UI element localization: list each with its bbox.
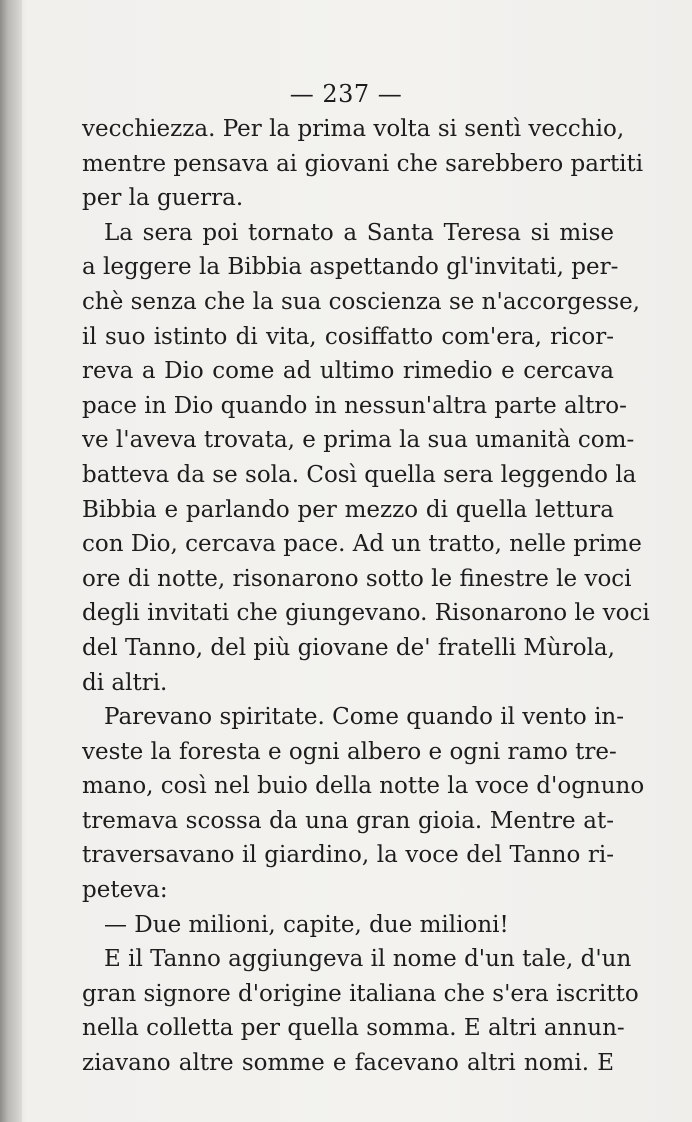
- page-binding-edge: [0, 0, 22, 1122]
- text-line: traversavano il giardino, la voce del Tanno ri-: [82, 842, 614, 869]
- text-line: pace in Dio quando in nessun'altra parte altro-: [82, 392, 627, 419]
- text-line: mano, così nel buio della notte la voce d'ognuno: [82, 773, 645, 800]
- text-line: ve l'aveva trovata, e prima la sua umanità com-: [82, 427, 635, 454]
- text-line: — Due milioni, capite, due milioni!: [104, 911, 509, 938]
- text-line: veste la foresta e ogni albero e ogni ramo tre-: [82, 738, 617, 765]
- text-line: gran signore d'origine italiana che s'era iscritto: [82, 980, 639, 1007]
- page-number: — 237 —: [289, 80, 403, 108]
- text-line: La sera poi tornato a Santa Teresa si mise: [104, 219, 614, 246]
- text-line: ore di notte, risonarono sotto le finestre le voci: [82, 565, 632, 592]
- text-line: chè senza che la sua coscienza se n'accorgesse,: [82, 288, 640, 315]
- text-line: per la guerra.: [82, 185, 244, 212]
- text-line: con Dio, cercava pace. Ad un tratto, nelle prime: [82, 531, 642, 558]
- text-line: a leggere la Bibbia aspettando gl'invitati, per-: [82, 254, 619, 281]
- text-line: vecchiezza. Per la prima volta si sentì vecchio,: [82, 116, 625, 142]
- text-line: nella colletta per quella somma. E altri annun-: [82, 1015, 625, 1042]
- text-line: ziavano altre somme e facevano altri nomi. E: [82, 1050, 614, 1077]
- text-line: il suo istinto di vita, cosiffatto com'era, ricor-: [82, 323, 614, 350]
- text-line: degli invitati che giungevano. Risonarono le voci: [82, 600, 650, 627]
- text-line: Parevano spiritate. Come quando il vento in-: [104, 704, 625, 731]
- body-text: [82, 112, 650, 1081]
- text-line: peteva:: [82, 877, 168, 904]
- text-line: tremava scossa da una gran gioia. Mentre at-: [82, 807, 614, 834]
- text-line: mentre pensava ai giovani che sarebbero partiti: [82, 150, 644, 177]
- text-line: reva a Dio come ad ultimo rimedio e cercava: [82, 358, 614, 385]
- text-line: Bibbia e parlando per mezzo di quella lettura: [82, 496, 614, 523]
- text-line: E il Tanno aggiungeva il nome d'un tale, d'un: [104, 946, 632, 973]
- text-line: del Tanno, del più giovane de' fratelli Mùrola,: [82, 634, 615, 661]
- text-line: batteva da se sola. Così quella sera leggendo la: [82, 461, 637, 488]
- text-line: di altri.: [82, 669, 168, 696]
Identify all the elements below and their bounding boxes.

## Consignes
Recopiez à l'identique toutes les lignes des items ci-dessus, en omettant les images, s'il vous plaît.

## Réponse rédigée
UI element localization: list each with its bbox.
- page-binding-edge: [0, 0, 22, 1122]
- text-line: traversavano il giardino, la voce del Tanno ri-: [82, 842, 614, 869]
- text-line: pace in Dio quando in nessun'altra parte altro-: [82, 392, 627, 419]
- text-line: mano, così nel buio della notte la voce d'ognuno: [82, 773, 645, 800]
- text-line: ve l'aveva trovata, e prima la sua umanità com-: [82, 427, 635, 454]
- text-line: — Due milioni, capite, due milioni!: [104, 911, 509, 938]
- text-line: veste la foresta e ogni albero e ogni ramo tre-: [82, 738, 617, 765]
- text-line: gran signore d'origine italiana che s'era iscritto: [82, 980, 639, 1007]
- page-number: — 237 —: [289, 80, 403, 108]
- text-line: La sera poi tornato a Santa Teresa si mise: [104, 219, 614, 246]
- text-line: ore di notte, risonarono sotto le finestre le voci: [82, 565, 632, 592]
- text-line: chè senza che la sua coscienza se n'accorgesse,: [82, 288, 640, 315]
- text-line: per la guerra.: [82, 185, 244, 212]
- text-line: con Dio, cercava pace. Ad un tratto, nelle prime: [82, 531, 642, 558]
- text-line: a leggere la Bibbia aspettando gl'invitati, per-: [82, 254, 619, 281]
- text-line: vecchiezza. Per la prima volta si sentì vecchio,: [82, 116, 625, 142]
- text-line: nella colletta per quella somma. E altri annun-: [82, 1015, 625, 1042]
- text-line: ziavano altre somme e facevano altri nomi. E: [82, 1050, 614, 1077]
- text-line: il suo istinto di vita, cosiffatto com'era, ricor-: [82, 323, 614, 350]
- text-line: degli invitati che giungevano. Risonarono le voci: [82, 600, 650, 627]
- text-line: Parevano spiritate. Come quando il vento in-: [104, 704, 625, 731]
- body-text: [82, 112, 650, 1081]
- text-line: peteva:: [82, 877, 168, 904]
- text-line: tremava scossa da una gran gioia. Mentre at-: [82, 807, 614, 834]
- text-line: mentre pensava ai giovani che sarebbero partiti: [82, 150, 644, 177]
- text-line: reva a Dio come ad ultimo rimedio e cercava: [82, 358, 614, 385]
- text-line: Bibbia e parlando per mezzo di quella lettura: [82, 496, 614, 523]
- text-line: E il Tanno aggiungeva il nome d'un tale, d'un: [104, 946, 632, 973]
- text-line: del Tanno, del più giovane de' fratelli Mùrola,: [82, 634, 615, 661]
- text-line: batteva da se sola. Così quella sera leggendo la: [82, 461, 637, 488]
- text-line: di altri.: [82, 669, 168, 696]
Identify all the elements below and their bounding boxes.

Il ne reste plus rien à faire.